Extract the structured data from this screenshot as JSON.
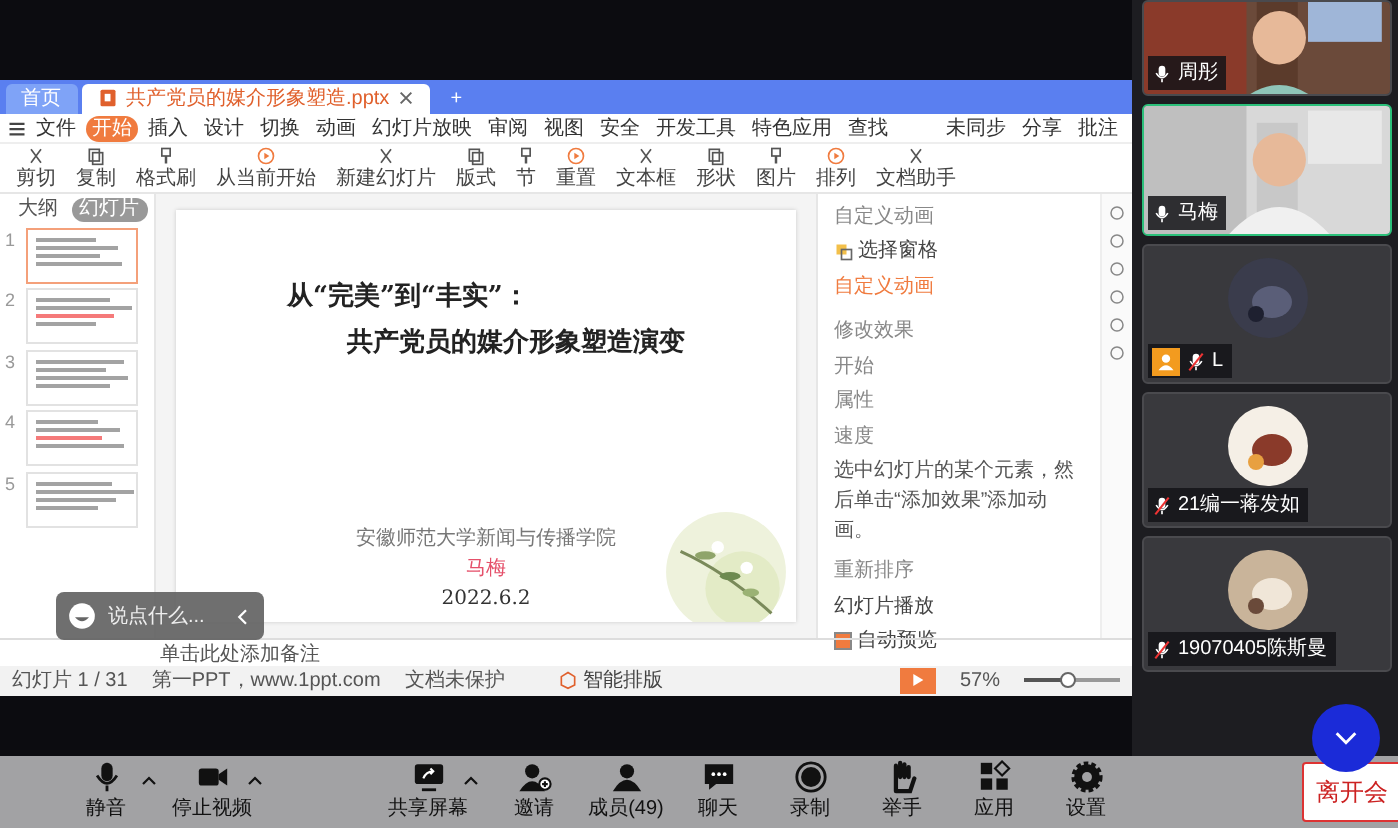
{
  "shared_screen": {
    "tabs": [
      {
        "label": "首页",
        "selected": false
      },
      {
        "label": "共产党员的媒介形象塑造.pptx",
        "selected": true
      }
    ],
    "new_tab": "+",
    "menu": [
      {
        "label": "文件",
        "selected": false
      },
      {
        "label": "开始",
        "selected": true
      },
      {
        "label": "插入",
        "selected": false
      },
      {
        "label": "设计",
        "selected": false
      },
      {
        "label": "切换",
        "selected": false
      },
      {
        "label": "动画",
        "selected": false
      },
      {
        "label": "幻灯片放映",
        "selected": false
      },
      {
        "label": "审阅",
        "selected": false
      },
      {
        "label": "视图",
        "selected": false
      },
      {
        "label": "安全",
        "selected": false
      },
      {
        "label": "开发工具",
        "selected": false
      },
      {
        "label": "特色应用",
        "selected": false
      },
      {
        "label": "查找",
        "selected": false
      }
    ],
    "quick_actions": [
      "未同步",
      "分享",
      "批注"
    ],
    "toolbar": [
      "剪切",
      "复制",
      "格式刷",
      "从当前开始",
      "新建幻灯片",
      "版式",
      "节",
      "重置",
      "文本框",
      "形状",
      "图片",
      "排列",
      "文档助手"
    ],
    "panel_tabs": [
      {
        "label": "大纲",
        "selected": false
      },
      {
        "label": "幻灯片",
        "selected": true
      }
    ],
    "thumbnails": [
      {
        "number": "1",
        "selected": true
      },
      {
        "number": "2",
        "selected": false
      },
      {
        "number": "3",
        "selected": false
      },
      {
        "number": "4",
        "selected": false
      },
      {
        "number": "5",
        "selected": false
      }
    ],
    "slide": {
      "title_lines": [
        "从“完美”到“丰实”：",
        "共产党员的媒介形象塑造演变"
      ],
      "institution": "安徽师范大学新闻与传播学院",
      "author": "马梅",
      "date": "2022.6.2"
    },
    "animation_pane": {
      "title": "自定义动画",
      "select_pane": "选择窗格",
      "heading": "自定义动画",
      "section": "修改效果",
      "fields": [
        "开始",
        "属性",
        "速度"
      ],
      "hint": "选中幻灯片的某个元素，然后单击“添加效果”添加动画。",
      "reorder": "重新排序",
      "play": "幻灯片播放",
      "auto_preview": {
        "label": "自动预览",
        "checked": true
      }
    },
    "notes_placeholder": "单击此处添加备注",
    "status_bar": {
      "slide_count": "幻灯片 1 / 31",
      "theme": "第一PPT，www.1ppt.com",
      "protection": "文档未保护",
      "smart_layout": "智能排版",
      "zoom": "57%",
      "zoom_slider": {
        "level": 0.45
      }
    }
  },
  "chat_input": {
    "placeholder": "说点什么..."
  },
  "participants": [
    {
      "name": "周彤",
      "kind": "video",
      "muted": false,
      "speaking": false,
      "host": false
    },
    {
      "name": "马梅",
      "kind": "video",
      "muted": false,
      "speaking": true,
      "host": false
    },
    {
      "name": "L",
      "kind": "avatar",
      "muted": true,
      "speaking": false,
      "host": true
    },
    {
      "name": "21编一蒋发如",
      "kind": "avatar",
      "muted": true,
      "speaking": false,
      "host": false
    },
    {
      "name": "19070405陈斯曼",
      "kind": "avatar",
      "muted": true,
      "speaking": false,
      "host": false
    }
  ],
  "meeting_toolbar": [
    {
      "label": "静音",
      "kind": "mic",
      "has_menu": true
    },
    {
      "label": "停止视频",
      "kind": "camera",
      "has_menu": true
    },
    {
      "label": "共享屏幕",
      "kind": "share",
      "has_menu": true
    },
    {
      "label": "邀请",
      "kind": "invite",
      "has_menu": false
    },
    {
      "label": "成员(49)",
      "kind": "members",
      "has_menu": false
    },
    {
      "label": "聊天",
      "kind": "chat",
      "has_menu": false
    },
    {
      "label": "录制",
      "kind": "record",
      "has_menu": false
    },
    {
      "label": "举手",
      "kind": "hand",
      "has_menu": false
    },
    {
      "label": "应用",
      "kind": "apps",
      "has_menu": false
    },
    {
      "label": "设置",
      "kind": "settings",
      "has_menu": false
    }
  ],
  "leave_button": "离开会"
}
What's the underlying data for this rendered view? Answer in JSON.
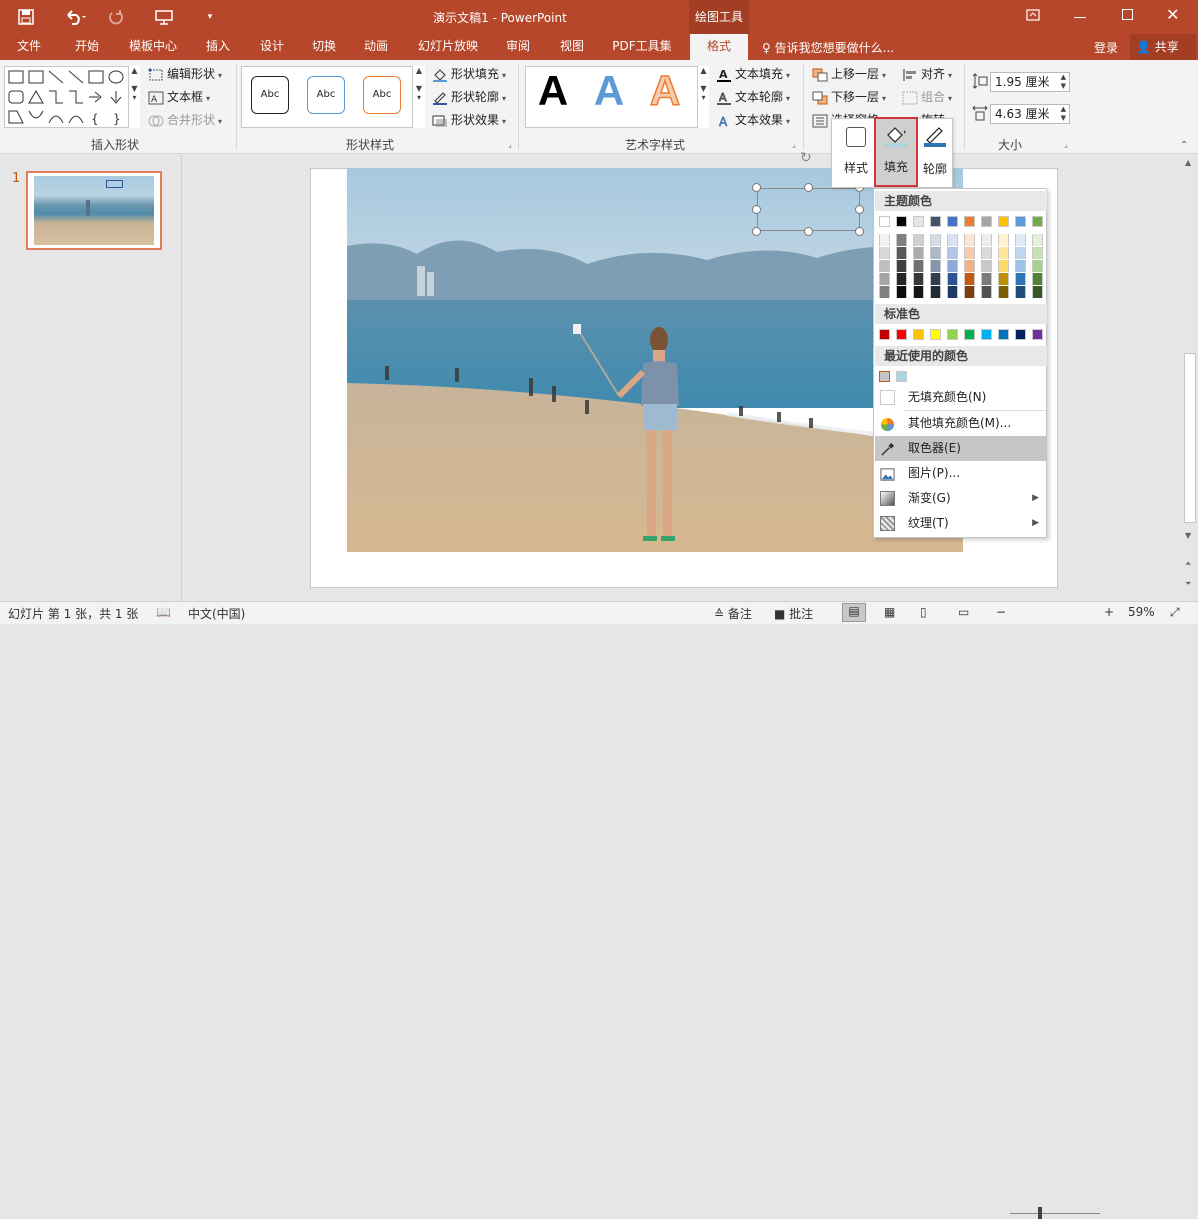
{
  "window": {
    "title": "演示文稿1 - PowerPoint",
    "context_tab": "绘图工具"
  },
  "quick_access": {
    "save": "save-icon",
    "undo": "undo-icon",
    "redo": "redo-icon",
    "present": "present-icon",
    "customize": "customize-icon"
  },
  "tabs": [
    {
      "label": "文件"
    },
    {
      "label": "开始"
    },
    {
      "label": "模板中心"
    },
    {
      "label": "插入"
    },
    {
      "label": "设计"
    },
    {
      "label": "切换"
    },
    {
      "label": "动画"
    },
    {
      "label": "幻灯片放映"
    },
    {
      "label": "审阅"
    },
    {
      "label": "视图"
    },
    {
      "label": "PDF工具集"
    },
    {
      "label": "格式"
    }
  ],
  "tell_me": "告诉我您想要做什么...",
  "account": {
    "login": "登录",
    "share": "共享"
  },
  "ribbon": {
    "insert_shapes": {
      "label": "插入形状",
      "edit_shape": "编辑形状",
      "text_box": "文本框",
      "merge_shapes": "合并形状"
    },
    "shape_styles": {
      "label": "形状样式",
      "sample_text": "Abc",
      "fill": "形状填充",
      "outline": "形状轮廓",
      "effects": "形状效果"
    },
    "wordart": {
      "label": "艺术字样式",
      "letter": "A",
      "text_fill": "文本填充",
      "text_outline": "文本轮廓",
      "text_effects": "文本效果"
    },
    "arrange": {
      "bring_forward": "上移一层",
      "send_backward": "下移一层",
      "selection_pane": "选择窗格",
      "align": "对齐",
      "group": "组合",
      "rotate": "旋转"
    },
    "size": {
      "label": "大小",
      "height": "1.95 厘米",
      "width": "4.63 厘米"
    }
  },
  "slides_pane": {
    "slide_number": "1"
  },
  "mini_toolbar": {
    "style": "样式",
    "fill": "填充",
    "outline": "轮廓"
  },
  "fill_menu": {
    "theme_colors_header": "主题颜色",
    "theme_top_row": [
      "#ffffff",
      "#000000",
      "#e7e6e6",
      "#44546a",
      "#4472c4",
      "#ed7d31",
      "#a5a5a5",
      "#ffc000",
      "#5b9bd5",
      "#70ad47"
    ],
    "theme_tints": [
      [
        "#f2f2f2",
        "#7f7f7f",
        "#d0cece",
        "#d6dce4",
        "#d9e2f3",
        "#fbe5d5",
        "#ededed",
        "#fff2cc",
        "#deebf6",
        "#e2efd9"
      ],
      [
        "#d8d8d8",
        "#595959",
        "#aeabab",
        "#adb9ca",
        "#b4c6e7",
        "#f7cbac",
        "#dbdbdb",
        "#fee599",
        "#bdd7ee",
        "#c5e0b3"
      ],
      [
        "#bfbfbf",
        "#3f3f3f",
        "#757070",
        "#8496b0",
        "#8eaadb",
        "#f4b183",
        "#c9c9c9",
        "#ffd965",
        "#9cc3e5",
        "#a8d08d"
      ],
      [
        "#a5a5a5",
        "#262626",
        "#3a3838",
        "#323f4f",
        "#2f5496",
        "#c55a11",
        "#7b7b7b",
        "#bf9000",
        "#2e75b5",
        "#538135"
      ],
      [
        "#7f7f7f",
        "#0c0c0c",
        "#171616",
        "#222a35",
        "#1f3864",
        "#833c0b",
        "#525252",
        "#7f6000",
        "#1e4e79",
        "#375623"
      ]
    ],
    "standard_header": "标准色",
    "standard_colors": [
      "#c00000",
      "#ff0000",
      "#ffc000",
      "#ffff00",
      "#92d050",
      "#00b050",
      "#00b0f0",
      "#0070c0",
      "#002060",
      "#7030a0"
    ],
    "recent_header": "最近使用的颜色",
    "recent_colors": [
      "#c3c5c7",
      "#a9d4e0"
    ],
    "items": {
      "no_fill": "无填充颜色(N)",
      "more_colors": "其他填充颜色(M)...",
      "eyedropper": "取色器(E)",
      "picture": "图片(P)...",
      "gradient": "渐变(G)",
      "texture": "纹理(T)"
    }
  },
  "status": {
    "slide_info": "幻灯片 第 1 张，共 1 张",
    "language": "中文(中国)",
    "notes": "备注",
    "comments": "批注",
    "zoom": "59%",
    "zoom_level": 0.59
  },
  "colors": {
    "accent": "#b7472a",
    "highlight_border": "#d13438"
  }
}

---

• Exercise brief:
Give only the count of lines in the data that include the string "icon".

• Solution:
5